#### [TO DO]
Check each line below for the word "phát", then please report how many lines have it and nothing more.

------------------------------

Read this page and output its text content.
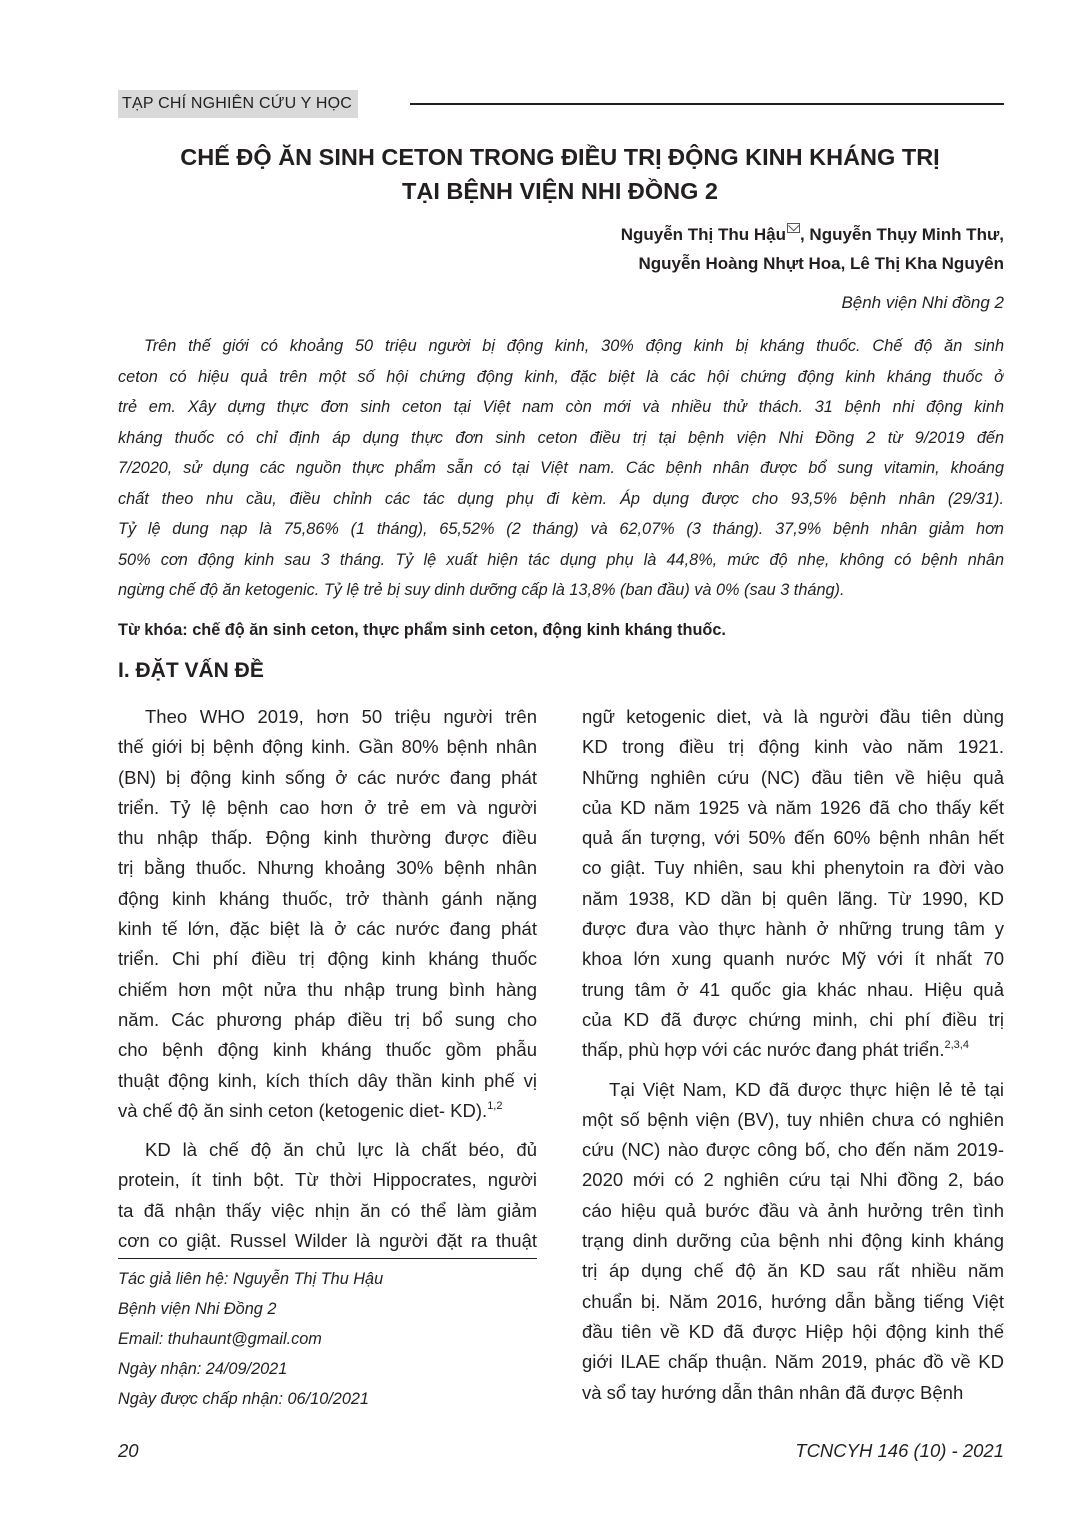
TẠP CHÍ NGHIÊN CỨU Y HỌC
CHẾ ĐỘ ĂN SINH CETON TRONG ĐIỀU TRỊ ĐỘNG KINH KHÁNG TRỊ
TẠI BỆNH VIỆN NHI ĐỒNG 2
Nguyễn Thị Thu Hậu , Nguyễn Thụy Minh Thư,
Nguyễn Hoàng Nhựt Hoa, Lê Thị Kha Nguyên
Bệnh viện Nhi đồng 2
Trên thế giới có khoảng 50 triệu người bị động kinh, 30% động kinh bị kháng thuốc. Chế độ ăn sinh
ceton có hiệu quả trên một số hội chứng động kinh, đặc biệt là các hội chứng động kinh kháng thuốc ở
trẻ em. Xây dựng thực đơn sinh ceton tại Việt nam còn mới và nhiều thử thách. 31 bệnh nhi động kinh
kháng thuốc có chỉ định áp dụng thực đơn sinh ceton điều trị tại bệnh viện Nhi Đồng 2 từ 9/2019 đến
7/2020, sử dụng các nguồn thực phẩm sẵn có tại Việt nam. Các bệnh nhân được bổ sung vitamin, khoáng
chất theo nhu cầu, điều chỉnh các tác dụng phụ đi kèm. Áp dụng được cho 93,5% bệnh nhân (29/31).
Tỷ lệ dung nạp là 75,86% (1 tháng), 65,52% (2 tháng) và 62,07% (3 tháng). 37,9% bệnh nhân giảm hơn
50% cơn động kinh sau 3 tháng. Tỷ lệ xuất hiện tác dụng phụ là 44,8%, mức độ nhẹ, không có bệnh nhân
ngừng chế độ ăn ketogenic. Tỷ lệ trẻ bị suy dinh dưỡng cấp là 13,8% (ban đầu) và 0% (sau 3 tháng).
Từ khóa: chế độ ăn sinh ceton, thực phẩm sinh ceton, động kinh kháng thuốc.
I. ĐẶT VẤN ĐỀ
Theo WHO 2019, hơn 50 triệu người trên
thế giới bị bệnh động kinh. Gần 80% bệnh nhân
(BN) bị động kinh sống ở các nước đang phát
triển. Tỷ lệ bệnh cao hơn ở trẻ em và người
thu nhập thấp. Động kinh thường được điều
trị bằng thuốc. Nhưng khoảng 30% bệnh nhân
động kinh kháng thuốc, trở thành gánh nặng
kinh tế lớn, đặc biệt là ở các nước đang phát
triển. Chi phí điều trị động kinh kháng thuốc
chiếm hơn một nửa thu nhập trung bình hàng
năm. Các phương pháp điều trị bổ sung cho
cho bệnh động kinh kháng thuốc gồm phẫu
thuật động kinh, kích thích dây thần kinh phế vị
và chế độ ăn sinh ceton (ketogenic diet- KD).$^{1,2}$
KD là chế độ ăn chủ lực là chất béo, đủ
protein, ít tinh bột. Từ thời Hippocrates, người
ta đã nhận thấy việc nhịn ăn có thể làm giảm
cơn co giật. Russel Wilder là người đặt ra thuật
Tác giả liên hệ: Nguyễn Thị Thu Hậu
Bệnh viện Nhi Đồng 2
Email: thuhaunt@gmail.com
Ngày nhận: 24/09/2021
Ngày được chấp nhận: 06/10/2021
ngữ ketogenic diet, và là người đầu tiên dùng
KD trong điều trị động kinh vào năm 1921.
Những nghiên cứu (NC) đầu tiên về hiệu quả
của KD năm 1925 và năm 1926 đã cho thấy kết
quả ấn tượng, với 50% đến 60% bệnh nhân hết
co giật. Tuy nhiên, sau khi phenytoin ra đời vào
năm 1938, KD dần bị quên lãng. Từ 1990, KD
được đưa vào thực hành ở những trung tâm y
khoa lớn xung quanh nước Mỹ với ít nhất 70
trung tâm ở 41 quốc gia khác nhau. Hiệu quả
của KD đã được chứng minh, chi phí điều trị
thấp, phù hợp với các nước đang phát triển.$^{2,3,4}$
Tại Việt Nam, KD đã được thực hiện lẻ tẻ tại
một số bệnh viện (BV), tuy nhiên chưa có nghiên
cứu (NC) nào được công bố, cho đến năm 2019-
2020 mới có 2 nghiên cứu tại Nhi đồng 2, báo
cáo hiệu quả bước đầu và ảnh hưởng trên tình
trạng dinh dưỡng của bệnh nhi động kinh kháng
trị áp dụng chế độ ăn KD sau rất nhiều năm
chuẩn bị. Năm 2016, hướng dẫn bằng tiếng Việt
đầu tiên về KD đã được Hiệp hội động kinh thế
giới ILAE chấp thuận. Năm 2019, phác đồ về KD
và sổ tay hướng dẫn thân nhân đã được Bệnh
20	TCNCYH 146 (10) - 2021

------------------------------

#### [YOUR SOLUTION]
3